## Task
Locate every line in the records below that holds the word "right" and return each one.

## Data section
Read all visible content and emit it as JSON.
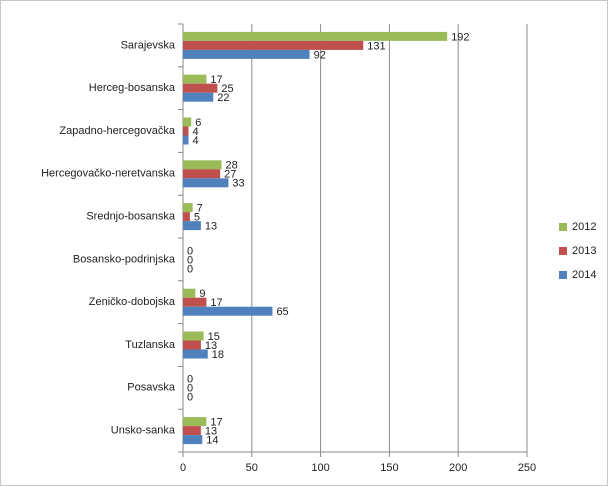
{
  "chart_data": {
    "type": "bar",
    "orientation": "horizontal",
    "categories": [
      "Sarajevska",
      "Herceg-bosanska",
      "Zapadno-hercegovačka",
      "Hercegovačko-neretvanska",
      "Srednjo-bosanska",
      "Bosansko-podrinjska",
      "Zeničko-dobojska",
      "Tuzlanska",
      "Posavska",
      "Unsko-sanka"
    ],
    "series": [
      {
        "name": "2012",
        "color": "#9bbb59",
        "values": [
          192,
          17,
          6,
          28,
          7,
          0,
          9,
          15,
          0,
          17
        ]
      },
      {
        "name": "2013",
        "color": "#c0504d",
        "values": [
          131,
          25,
          4,
          27,
          5,
          0,
          17,
          13,
          0,
          13
        ]
      },
      {
        "name": "2014",
        "color": "#4f81bd",
        "values": [
          92,
          22,
          4,
          33,
          13,
          0,
          65,
          18,
          0,
          14
        ]
      }
    ],
    "xlim": [
      0,
      250
    ],
    "xticks": [
      0,
      50,
      100,
      150,
      200,
      250
    ],
    "grid": true,
    "legend": "right"
  }
}
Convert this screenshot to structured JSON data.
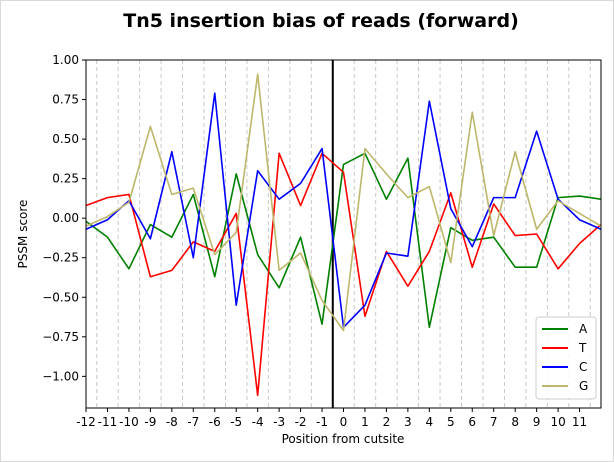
{
  "chart_data": {
    "type": "line",
    "title": "Tn5 insertion bias of reads (forward)",
    "xlabel": "Position from cutsite",
    "ylabel": "PSSM score",
    "xlim": [
      -12,
      12
    ],
    "ylim": [
      -1.2,
      1.0
    ],
    "x": [
      -12,
      -11,
      -10,
      -9,
      -8,
      -7,
      -6,
      -5,
      -4,
      -3,
      -2,
      -1,
      0,
      1,
      2,
      3,
      4,
      5,
      6,
      7,
      8,
      9,
      10,
      11,
      12
    ],
    "x_tick_values": [
      -12,
      -11,
      -10,
      -9,
      -8,
      -7,
      -6,
      -5,
      -4,
      -3,
      -2,
      -1,
      0,
      1,
      2,
      3,
      4,
      5,
      6,
      7,
      8,
      9,
      10,
      11
    ],
    "x_tick_labels": [
      "-12",
      "-11",
      "-10",
      "-9",
      "-8",
      "-7",
      "-6",
      "-5",
      "-4",
      "-3",
      "-2",
      "-1",
      "0",
      "1",
      "2",
      "3",
      "4",
      "5",
      "6",
      "7",
      "8",
      "9",
      "10",
      "11"
    ],
    "y_tick_values": [
      1.0,
      0.75,
      0.5,
      0.25,
      0.0,
      -0.25,
      -0.5,
      -0.75,
      -1.0
    ],
    "y_tick_labels": [
      "1.00",
      "0.75",
      "0.50",
      "0.25",
      "0.00",
      "−0.25",
      "−0.50",
      "−0.75",
      "−1.00"
    ],
    "grid": "vertical dashed",
    "cutsite_line_x": -0.5,
    "legend_position": "lower-right",
    "series": [
      {
        "name": "A",
        "color": "#008000",
        "values": [
          -0.02,
          -0.12,
          -0.32,
          -0.04,
          -0.12,
          0.15,
          -0.37,
          0.28,
          -0.23,
          -0.44,
          -0.12,
          -0.67,
          0.34,
          0.41,
          0.12,
          0.38,
          -0.69,
          -0.06,
          -0.14,
          -0.12,
          -0.31,
          -0.31,
          0.13,
          0.14,
          0.12
        ]
      },
      {
        "name": "T",
        "color": "#ff0000",
        "values": [
          0.08,
          0.13,
          0.15,
          -0.37,
          -0.33,
          -0.15,
          -0.21,
          0.03,
          -1.12,
          0.41,
          0.08,
          0.41,
          0.29,
          -0.62,
          -0.21,
          -0.43,
          -0.21,
          0.16,
          -0.31,
          0.09,
          -0.11,
          -0.1,
          -0.32,
          -0.16,
          -0.04
        ]
      },
      {
        "name": "C",
        "color": "#0000ff",
        "values": [
          -0.07,
          -0.01,
          0.11,
          -0.13,
          0.42,
          -0.25,
          0.79,
          -0.55,
          0.3,
          0.12,
          0.22,
          0.44,
          -0.69,
          -0.55,
          -0.22,
          -0.24,
          0.74,
          0.06,
          -0.18,
          0.13,
          0.13,
          0.55,
          0.12,
          -0.01,
          -0.07
        ]
      },
      {
        "name": "G",
        "color": "#bdb76b",
        "values": [
          -0.05,
          0.01,
          0.1,
          0.58,
          0.15,
          0.19,
          -0.23,
          -0.09,
          0.91,
          -0.33,
          -0.22,
          -0.52,
          -0.71,
          0.44,
          0.28,
          0.13,
          0.2,
          -0.28,
          0.67,
          -0.11,
          0.42,
          -0.07,
          0.11,
          0.03,
          -0.05
        ]
      }
    ]
  }
}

## Problem solution
    "legend": "right"
    "legend_position": "lower-right",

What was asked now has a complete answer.